| OBJECTIVE |
Copy the listing verbatim, excluding any images found in it.

[Saved data entries]
%%
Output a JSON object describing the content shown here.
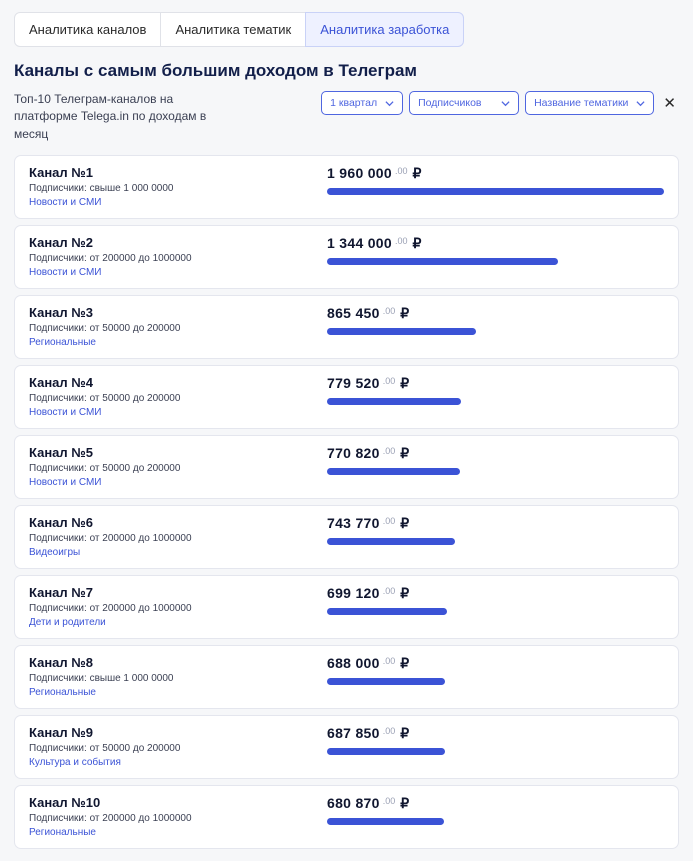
{
  "colors": {
    "accent": "#3b53d6",
    "bar": "#3b53d6",
    "tab_active_bg": "#eef1ff",
    "card_border": "#e4e6ee",
    "text_dark": "#10162f",
    "text_muted": "#3a3f52",
    "dec_muted": "#9aa0b4",
    "page_bg": "#f6f7f9"
  },
  "tabs": [
    {
      "label": "Аналитика каналов",
      "active": false
    },
    {
      "label": "Аналитика тематик",
      "active": false
    },
    {
      "label": "Аналитика заработка",
      "active": true
    }
  ],
  "page_title": "Каналы с самым большим доходом в Телеграм",
  "subtitle": "Топ-10 Телеграм-каналов на платформе Telega.in по доходам в месяц",
  "filters": {
    "period": "1 квартал",
    "subscribers": "Подписчиков",
    "category": "Название тематики"
  },
  "currency": "₽",
  "bar_max_value": 1960000,
  "channels": [
    {
      "name": "Канал №1",
      "subs": "Подписчики: свыше 1 000 0000",
      "category": "Новости и СМИ",
      "amount_main": "1 960 000",
      "amount_dec": ".00",
      "value": 1960000
    },
    {
      "name": "Канал №2",
      "subs": "Подписчики: от 200000 до 1000000",
      "category": "Новости и СМИ",
      "amount_main": "1 344 000",
      "amount_dec": ".00",
      "value": 1344000
    },
    {
      "name": "Канал №3",
      "subs": "Подписчики: от 50000 до 200000",
      "category": "Региональные",
      "amount_main": "865 450",
      "amount_dec": ".00",
      "value": 865450
    },
    {
      "name": "Канал №4",
      "subs": "Подписчики: от 50000 до 200000",
      "category": "Новости и СМИ",
      "amount_main": "779 520",
      "amount_dec": ".00",
      "value": 779520
    },
    {
      "name": "Канал №5",
      "subs": "Подписчики: от 50000 до 200000",
      "category": "Новости и СМИ",
      "amount_main": "770 820",
      "amount_dec": ".00",
      "value": 770820
    },
    {
      "name": "Канал №6",
      "subs": "Подписчики: от 200000 до 1000000",
      "category": "Видеоигры",
      "amount_main": "743 770",
      "amount_dec": ".00",
      "value": 743770
    },
    {
      "name": "Канал №7",
      "subs": "Подписчики: от 200000 до 1000000",
      "category": "Дети и родители",
      "amount_main": "699 120",
      "amount_dec": ".00",
      "value": 699120
    },
    {
      "name": "Канал №8",
      "subs": "Подписчики: свыше 1 000 0000",
      "category": "Региональные",
      "amount_main": "688 000",
      "amount_dec": ".00",
      "value": 688000
    },
    {
      "name": "Канал №9",
      "subs": "Подписчики: от 50000 до 200000",
      "category": "Культура и события",
      "amount_main": "687 850",
      "amount_dec": ".00",
      "value": 687850
    },
    {
      "name": "Канал №10",
      "subs": "Подписчики: от 200000 до 1000000",
      "category": "Региональные",
      "amount_main": "680 870",
      "amount_dec": ".00",
      "value": 680870
    }
  ]
}
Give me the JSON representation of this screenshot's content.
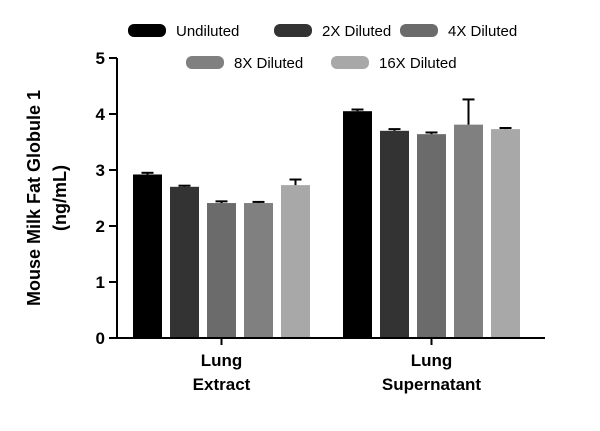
{
  "chart_data": {
    "type": "bar",
    "title": "",
    "xlabel": "",
    "ylabel_lines": [
      "Mouse Milk Fat Globule 1",
      "(ng/mL)"
    ],
    "ylim": [
      0,
      5
    ],
    "yticks": [
      0,
      1,
      2,
      3,
      4,
      5
    ],
    "grid": false,
    "legend_position": "top",
    "categories": [
      {
        "name": "Lung Extract",
        "lines": [
          "Lung",
          "Extract"
        ]
      },
      {
        "name": "Lung Supernatant",
        "lines": [
          "Lung",
          "Supernatant"
        ]
      }
    ],
    "series": [
      {
        "name": "Undiluted",
        "color": "#000000",
        "values": [
          2.92,
          4.05
        ],
        "errors": [
          0.03,
          0.03
        ]
      },
      {
        "name": "2X Diluted",
        "color": "#333333",
        "values": [
          2.7,
          3.7
        ],
        "errors": [
          0.02,
          0.03
        ]
      },
      {
        "name": "4X Diluted",
        "color": "#6b6b6b",
        "values": [
          2.41,
          3.64
        ],
        "errors": [
          0.03,
          0.03
        ]
      },
      {
        "name": "8X Diluted",
        "color": "#808080",
        "values": [
          2.41,
          3.81
        ],
        "errors": [
          0.02,
          0.45
        ]
      },
      {
        "name": "16X Diluted",
        "color": "#a8a8a8",
        "values": [
          2.73,
          3.73
        ],
        "errors": [
          0.1,
          0.02
        ]
      }
    ]
  }
}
%%
| SOLUTION TO THIS PROBLEM |
Output a JSON object describing the content shown here.
{
  "colors": {
    "accent": "#3b53d6",
    "bar": "#3b53d6",
    "tab_active_bg": "#eef1ff",
    "card_border": "#e4e6ee",
    "text_dark": "#10162f",
    "text_muted": "#3a3f52",
    "dec_muted": "#9aa0b4",
    "page_bg": "#f6f7f9"
  },
  "tabs": [
    {
      "label": "Аналитика каналов",
      "active": false
    },
    {
      "label": "Аналитика тематик",
      "active": false
    },
    {
      "label": "Аналитика заработка",
      "active": true
    }
  ],
  "page_title": "Каналы с самым большим доходом в Телеграм",
  "subtitle": "Топ-10 Телеграм-каналов на платформе Telega.in по доходам в месяц",
  "filters": {
    "period": "1 квартал",
    "subscribers": "Подписчиков",
    "category": "Название тематики"
  },
  "currency": "₽",
  "bar_max_value": 1960000,
  "channels": [
    {
      "name": "Канал №1",
      "subs": "Подписчики: свыше 1 000 0000",
      "category": "Новости и СМИ",
      "amount_main": "1 960 000",
      "amount_dec": ".00",
      "value": 1960000
    },
    {
      "name": "Канал №2",
      "subs": "Подписчики: от 200000 до 1000000",
      "category": "Новости и СМИ",
      "amount_main": "1 344 000",
      "amount_dec": ".00",
      "value": 1344000
    },
    {
      "name": "Канал №3",
      "subs": "Подписчики: от 50000 до 200000",
      "category": "Региональные",
      "amount_main": "865 450",
      "amount_dec": ".00",
      "value": 865450
    },
    {
      "name": "Канал №4",
      "subs": "Подписчики: от 50000 до 200000",
      "category": "Новости и СМИ",
      "amount_main": "779 520",
      "amount_dec": ".00",
      "value": 779520
    },
    {
      "name": "Канал №5",
      "subs": "Подписчики: от 50000 до 200000",
      "category": "Новости и СМИ",
      "amount_main": "770 820",
      "amount_dec": ".00",
      "value": 770820
    },
    {
      "name": "Канал №6",
      "subs": "Подписчики: от 200000 до 1000000",
      "category": "Видеоигры",
      "amount_main": "743 770",
      "amount_dec": ".00",
      "value": 743770
    },
    {
      "name": "Канал №7",
      "subs": "Подписчики: от 200000 до 1000000",
      "category": "Дети и родители",
      "amount_main": "699 120",
      "amount_dec": ".00",
      "value": 699120
    },
    {
      "name": "Канал №8",
      "subs": "Подписчики: свыше 1 000 0000",
      "category": "Региональные",
      "amount_main": "688 000",
      "amount_dec": ".00",
      "value": 688000
    },
    {
      "name": "Канал №9",
      "subs": "Подписчики: от 50000 до 200000",
      "category": "Культура и события",
      "amount_main": "687 850",
      "amount_dec": ".00",
      "value": 687850
    },
    {
      "name": "Канал №10",
      "subs": "Подписчики: от 200000 до 1000000",
      "category": "Региональные",
      "amount_main": "680 870",
      "amount_dec": ".00",
      "value": 680870
    }
  ]
}
Give me the JSON representation of this screenshot's content.
{
  "chart_data": {
    "type": "bar",
    "title": "",
    "xlabel": "",
    "ylabel_lines": [
      "Mouse Milk Fat Globule 1",
      "(ng/mL)"
    ],
    "ylim": [
      0,
      5
    ],
    "yticks": [
      0,
      1,
      2,
      3,
      4,
      5
    ],
    "grid": false,
    "legend_position": "top",
    "categories": [
      {
        "name": "Lung Extract",
        "lines": [
          "Lung",
          "Extract"
        ]
      },
      {
        "name": "Lung Supernatant",
        "lines": [
          "Lung",
          "Supernatant"
        ]
      }
    ],
    "series": [
      {
        "name": "Undiluted",
        "color": "#000000",
        "values": [
          2.92,
          4.05
        ],
        "errors": [
          0.03,
          0.03
        ]
      },
      {
        "name": "2X Diluted",
        "color": "#333333",
        "values": [
          2.7,
          3.7
        ],
        "errors": [
          0.02,
          0.03
        ]
      },
      {
        "name": "4X Diluted",
        "color": "#6b6b6b",
        "values": [
          2.41,
          3.64
        ],
        "errors": [
          0.03,
          0.03
        ]
      },
      {
        "name": "8X Diluted",
        "color": "#808080",
        "values": [
          2.41,
          3.81
        ],
        "errors": [
          0.02,
          0.45
        ]
      },
      {
        "name": "16X Diluted",
        "color": "#a8a8a8",
        "values": [
          2.73,
          3.73
        ],
        "errors": [
          0.1,
          0.02
        ]
      }
    ]
  }
}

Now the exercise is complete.